Problem to solve — Copy out the data below verbatim.

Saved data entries
_ _ _ _

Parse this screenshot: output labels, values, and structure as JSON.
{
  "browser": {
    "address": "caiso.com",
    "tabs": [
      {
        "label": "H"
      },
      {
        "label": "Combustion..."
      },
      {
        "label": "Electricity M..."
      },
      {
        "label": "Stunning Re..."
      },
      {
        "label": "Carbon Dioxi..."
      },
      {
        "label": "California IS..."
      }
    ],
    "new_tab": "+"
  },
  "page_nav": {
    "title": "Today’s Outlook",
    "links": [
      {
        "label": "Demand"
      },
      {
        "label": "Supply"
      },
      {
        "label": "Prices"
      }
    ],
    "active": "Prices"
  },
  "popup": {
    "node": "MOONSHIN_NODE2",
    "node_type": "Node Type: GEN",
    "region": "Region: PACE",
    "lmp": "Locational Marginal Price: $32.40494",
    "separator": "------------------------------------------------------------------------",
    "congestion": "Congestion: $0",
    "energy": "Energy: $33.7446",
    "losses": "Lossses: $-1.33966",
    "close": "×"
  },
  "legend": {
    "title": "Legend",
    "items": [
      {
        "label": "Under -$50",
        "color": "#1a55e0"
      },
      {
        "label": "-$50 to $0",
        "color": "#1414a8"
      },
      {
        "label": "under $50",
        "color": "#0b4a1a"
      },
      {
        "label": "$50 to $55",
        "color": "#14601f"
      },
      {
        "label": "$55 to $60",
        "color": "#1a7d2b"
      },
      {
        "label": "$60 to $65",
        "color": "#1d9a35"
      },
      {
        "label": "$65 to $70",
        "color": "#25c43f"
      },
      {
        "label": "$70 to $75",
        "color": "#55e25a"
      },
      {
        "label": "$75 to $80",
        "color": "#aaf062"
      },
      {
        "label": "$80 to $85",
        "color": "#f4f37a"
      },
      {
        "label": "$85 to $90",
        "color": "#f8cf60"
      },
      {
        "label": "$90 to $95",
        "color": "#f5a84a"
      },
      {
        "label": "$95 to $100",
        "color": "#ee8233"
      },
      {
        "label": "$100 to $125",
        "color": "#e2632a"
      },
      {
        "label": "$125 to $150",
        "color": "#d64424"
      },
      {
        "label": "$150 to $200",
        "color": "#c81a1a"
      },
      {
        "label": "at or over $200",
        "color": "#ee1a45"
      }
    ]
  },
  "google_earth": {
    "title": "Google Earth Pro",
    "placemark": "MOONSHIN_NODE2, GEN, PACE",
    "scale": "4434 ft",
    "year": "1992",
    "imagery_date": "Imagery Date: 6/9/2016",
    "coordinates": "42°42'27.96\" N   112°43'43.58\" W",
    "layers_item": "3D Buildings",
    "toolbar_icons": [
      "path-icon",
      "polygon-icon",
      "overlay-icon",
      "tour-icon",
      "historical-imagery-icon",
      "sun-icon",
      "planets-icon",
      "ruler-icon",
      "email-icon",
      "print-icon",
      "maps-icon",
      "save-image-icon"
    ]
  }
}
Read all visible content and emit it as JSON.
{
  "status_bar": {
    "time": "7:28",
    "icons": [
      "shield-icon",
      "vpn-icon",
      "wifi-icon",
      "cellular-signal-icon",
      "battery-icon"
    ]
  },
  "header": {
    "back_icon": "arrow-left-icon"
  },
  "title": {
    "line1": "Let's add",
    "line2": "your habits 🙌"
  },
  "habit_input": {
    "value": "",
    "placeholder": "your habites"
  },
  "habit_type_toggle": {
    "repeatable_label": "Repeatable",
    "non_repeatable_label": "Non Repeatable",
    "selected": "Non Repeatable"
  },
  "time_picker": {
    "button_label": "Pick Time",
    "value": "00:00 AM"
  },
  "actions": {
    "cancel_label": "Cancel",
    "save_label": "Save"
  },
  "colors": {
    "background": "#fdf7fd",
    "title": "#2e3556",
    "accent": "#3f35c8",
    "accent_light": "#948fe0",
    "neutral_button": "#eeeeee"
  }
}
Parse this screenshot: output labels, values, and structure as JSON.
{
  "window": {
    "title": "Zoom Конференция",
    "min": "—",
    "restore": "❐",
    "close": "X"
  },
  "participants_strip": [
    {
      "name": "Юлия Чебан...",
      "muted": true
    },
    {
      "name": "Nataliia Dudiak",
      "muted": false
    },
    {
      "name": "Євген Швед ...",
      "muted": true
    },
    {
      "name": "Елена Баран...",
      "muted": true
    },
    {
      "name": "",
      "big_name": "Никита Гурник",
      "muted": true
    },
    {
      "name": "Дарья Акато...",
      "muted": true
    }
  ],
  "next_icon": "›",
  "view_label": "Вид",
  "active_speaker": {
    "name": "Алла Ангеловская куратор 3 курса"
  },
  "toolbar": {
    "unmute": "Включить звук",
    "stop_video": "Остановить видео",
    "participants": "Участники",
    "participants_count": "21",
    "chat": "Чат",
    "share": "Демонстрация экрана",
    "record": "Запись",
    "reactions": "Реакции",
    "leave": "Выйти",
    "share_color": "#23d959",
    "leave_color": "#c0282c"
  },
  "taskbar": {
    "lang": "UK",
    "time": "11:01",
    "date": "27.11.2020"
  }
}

_ _ _ _

Expected answer —
Parse this screenshot: output labels, values, and structure as JSON.
{
  "browser": {
    "address": "caiso.com",
    "tabs": [
      {
        "label": "H"
      },
      {
        "label": "Combustion..."
      },
      {
        "label": "Electricity M..."
      },
      {
        "label": "Stunning Re..."
      },
      {
        "label": "Carbon Dioxi..."
      },
      {
        "label": "California IS..."
      }
    ],
    "new_tab": "+"
  },
  "page_nav": {
    "title": "Today’s Outlook",
    "links": [
      {
        "label": "Demand"
      },
      {
        "label": "Supply"
      },
      {
        "label": "Prices"
      }
    ],
    "active": "Prices"
  },
  "popup": {
    "node": "MOONSHIN_NODE2",
    "node_type": "Node Type: GEN",
    "region": "Region: PACE",
    "lmp": "Locational Marginal Price: $32.40494",
    "separator": "------------------------------------------------------------------------",
    "congestion": "Congestion: $0",
    "energy": "Energy: $33.7446",
    "losses": "Lossses: $-1.33966",
    "close": "×"
  },
  "legend": {
    "title": "Legend",
    "items": [
      {
        "label": "Under -$50",
        "color": "#1a55e0"
      },
      {
        "label": "-$50 to $0",
        "color": "#1414a8"
      },
      {
        "label": "under $50",
        "color": "#0b4a1a"
      },
      {
        "label": "$50 to $55",
        "color": "#14601f"
      },
      {
        "label": "$55 to $60",
        "color": "#1a7d2b"
      },
      {
        "label": "$60 to $65",
        "color": "#1d9a35"
      },
      {
        "label": "$65 to $70",
        "color": "#25c43f"
      },
      {
        "label": "$70 to $75",
        "color": "#55e25a"
      },
      {
        "label": "$75 to $80",
        "color": "#aaf062"
      },
      {
        "label": "$80 to $85",
        "color": "#f4f37a"
      },
      {
        "label": "$85 to $90",
        "color": "#f8cf60"
      },
      {
        "label": "$90 to $95",
        "color": "#f5a84a"
      },
      {
        "label": "$95 to $100",
        "color": "#ee8233"
      },
      {
        "label": "$100 to $125",
        "color": "#e2632a"
      },
      {
        "label": "$125 to $150",
        "color": "#d64424"
      },
      {
        "label": "$150 to $200",
        "color": "#c81a1a"
      },
      {
        "label": "at or over $200",
        "color": "#ee1a45"
      }
    ]
  },
  "google_earth": {
    "title": "Google Earth Pro",
    "placemark": "MOONSHIN_NODE2, GEN, PACE",
    "scale": "4434 ft",
    "year": "1992",
    "imagery_date": "Imagery Date: 6/9/2016",
    "coordinates": "42°42'27.96\" N   112°43'43.58\" W",
    "layers_item": "3D Buildings",
    "toolbar_icons": [
      "path-icon",
      "polygon-icon",
      "overlay-icon",
      "tour-icon",
      "historical-imagery-icon",
      "sun-icon",
      "planets-icon",
      "ruler-icon",
      "email-icon",
      "print-icon",
      "maps-icon",
      "save-image-icon"
    ]
  }
}
Read all visible content and emit it as JSON.
{
  "status_bar": {
    "time": "7:28",
    "icons": [
      "shield-icon",
      "vpn-icon",
      "wifi-icon",
      "cellular-signal-icon",
      "battery-icon"
    ]
  },
  "header": {
    "back_icon": "arrow-left-icon"
  },
  "title": {
    "line1": "Let's add",
    "line2": "your habits 🙌"
  },
  "habit_input": {
    "value": "",
    "placeholder": "your habites"
  },
  "habit_type_toggle": {
    "repeatable_label": "Repeatable",
    "non_repeatable_label": "Non Repeatable",
    "selected": "Non Repeatable"
  },
  "time_picker": {
    "button_label": "Pick Time",
    "value": "00:00 AM"
  },
  "actions": {
    "cancel_label": "Cancel",
    "save_label": "Save"
  },
  "colors": {
    "background": "#fdf7fd",
    "title": "#2e3556",
    "accent": "#3f35c8",
    "accent_light": "#948fe0",
    "neutral_button": "#eeeeee"
  }
}
Parse this screenshot: output labels, values, and structure as JSON.
{
  "window": {
    "title": "Zoom Конференция",
    "min": "—",
    "restore": "❐",
    "close": "X"
  },
  "participants_strip": [
    {
      "name": "Юлия Чебан...",
      "muted": true
    },
    {
      "name": "Nataliia Dudiak",
      "muted": false
    },
    {
      "name": "Євген Швед ...",
      "muted": true
    },
    {
      "name": "Елена Баран...",
      "muted": true
    },
    {
      "name": "",
      "big_name": "Никита Гурник",
      "muted": true
    },
    {
      "name": "Дарья Акато...",
      "muted": true
    }
  ],
  "next_icon": "›",
  "view_label": "Вид",
  "active_speaker": {
    "name": "Алла Ангеловская куратор 3 курса"
  },
  "toolbar": {
    "unmute": "Включить звук",
    "stop_video": "Остановить видео",
    "participants": "Участники",
    "participants_count": "21",
    "chat": "Чат",
    "share": "Демонстрация экрана",
    "record": "Запись",
    "reactions": "Реакции",
    "leave": "Выйти",
    "share_color": "#23d959",
    "leave_color": "#c0282c"
  },
  "taskbar": {
    "lang": "UK",
    "time": "11:01",
    "date": "27.11.2020"
  }
}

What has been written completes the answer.